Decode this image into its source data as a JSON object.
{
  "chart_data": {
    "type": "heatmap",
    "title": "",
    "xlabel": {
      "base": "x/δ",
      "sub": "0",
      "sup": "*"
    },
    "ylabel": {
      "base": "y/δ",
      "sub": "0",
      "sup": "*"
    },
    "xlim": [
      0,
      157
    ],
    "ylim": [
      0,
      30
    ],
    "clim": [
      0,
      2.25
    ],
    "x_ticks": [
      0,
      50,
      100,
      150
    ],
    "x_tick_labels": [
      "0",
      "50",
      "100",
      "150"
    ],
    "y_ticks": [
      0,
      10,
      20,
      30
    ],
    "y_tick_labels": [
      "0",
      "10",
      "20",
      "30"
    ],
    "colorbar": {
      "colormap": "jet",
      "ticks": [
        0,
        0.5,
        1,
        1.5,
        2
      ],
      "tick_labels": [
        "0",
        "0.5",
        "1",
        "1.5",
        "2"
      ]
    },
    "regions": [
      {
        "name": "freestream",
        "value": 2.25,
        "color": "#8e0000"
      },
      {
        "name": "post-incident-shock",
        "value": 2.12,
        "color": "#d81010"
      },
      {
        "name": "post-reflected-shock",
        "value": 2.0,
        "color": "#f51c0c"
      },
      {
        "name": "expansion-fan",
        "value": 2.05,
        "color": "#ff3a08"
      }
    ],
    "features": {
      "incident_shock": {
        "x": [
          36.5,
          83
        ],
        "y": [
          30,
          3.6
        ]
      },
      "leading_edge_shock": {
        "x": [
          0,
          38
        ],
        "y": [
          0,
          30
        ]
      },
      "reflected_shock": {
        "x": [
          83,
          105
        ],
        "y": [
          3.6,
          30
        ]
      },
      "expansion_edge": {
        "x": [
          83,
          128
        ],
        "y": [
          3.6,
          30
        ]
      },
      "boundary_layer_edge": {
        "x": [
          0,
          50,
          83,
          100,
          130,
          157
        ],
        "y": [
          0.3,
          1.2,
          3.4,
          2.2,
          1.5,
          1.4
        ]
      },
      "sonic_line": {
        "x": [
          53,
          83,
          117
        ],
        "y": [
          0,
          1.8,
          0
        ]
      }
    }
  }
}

-- What the task asks --
Give an exact copy of all the data shown above.

-- Task answer --
Decode this image into its source data as a JSON object.
{
  "chart_data": {
    "type": "heatmap",
    "title": "",
    "xlabel": {
      "base": "x/δ",
      "sub": "0",
      "sup": "*"
    },
    "ylabel": {
      "base": "y/δ",
      "sub": "0",
      "sup": "*"
    },
    "xlim": [
      0,
      157
    ],
    "ylim": [
      0,
      30
    ],
    "clim": [
      0,
      2.25
    ],
    "x_ticks": [
      0,
      50,
      100,
      150
    ],
    "x_tick_labels": [
      "0",
      "50",
      "100",
      "150"
    ],
    "y_ticks": [
      0,
      10,
      20,
      30
    ],
    "y_tick_labels": [
      "0",
      "10",
      "20",
      "30"
    ],
    "colorbar": {
      "colormap": "jet",
      "ticks": [
        0,
        0.5,
        1,
        1.5,
        2
      ],
      "tick_labels": [
        "0",
        "0.5",
        "1",
        "1.5",
        "2"
      ]
    },
    "regions": [
      {
        "name": "freestream",
        "value": 2.25,
        "color": "#8e0000"
      },
      {
        "name": "post-incident-shock",
        "value": 2.12,
        "color": "#d81010"
      },
      {
        "name": "post-reflected-shock",
        "value": 2.0,
        "color": "#f51c0c"
      },
      {
        "name": "expansion-fan",
        "value": 2.05,
        "color": "#ff3a08"
      }
    ],
    "features": {
      "incident_shock": {
        "x": [
          36.5,
          83
        ],
        "y": [
          30,
          3.6
        ]
      },
      "leading_edge_shock": {
        "x": [
          0,
          38
        ],
        "y": [
          0,
          30
        ]
      },
      "reflected_shock": {
        "x": [
          83,
          105
        ],
        "y": [
          3.6,
          30
        ]
      },
      "expansion_edge": {
        "x": [
          83,
          128
        ],
        "y": [
          3.6,
          30
        ]
      },
      "boundary_layer_edge": {
        "x": [
          0,
          50,
          83,
          100,
          130,
          157
        ],
        "y": [
          0.3,
          1.2,
          3.4,
          2.2,
          1.5,
          1.4
        ]
      },
      "sonic_line": {
        "x": [
          53,
          83,
          117
        ],
        "y": [
          0,
          1.8,
          0
        ]
      }
    }
  }
}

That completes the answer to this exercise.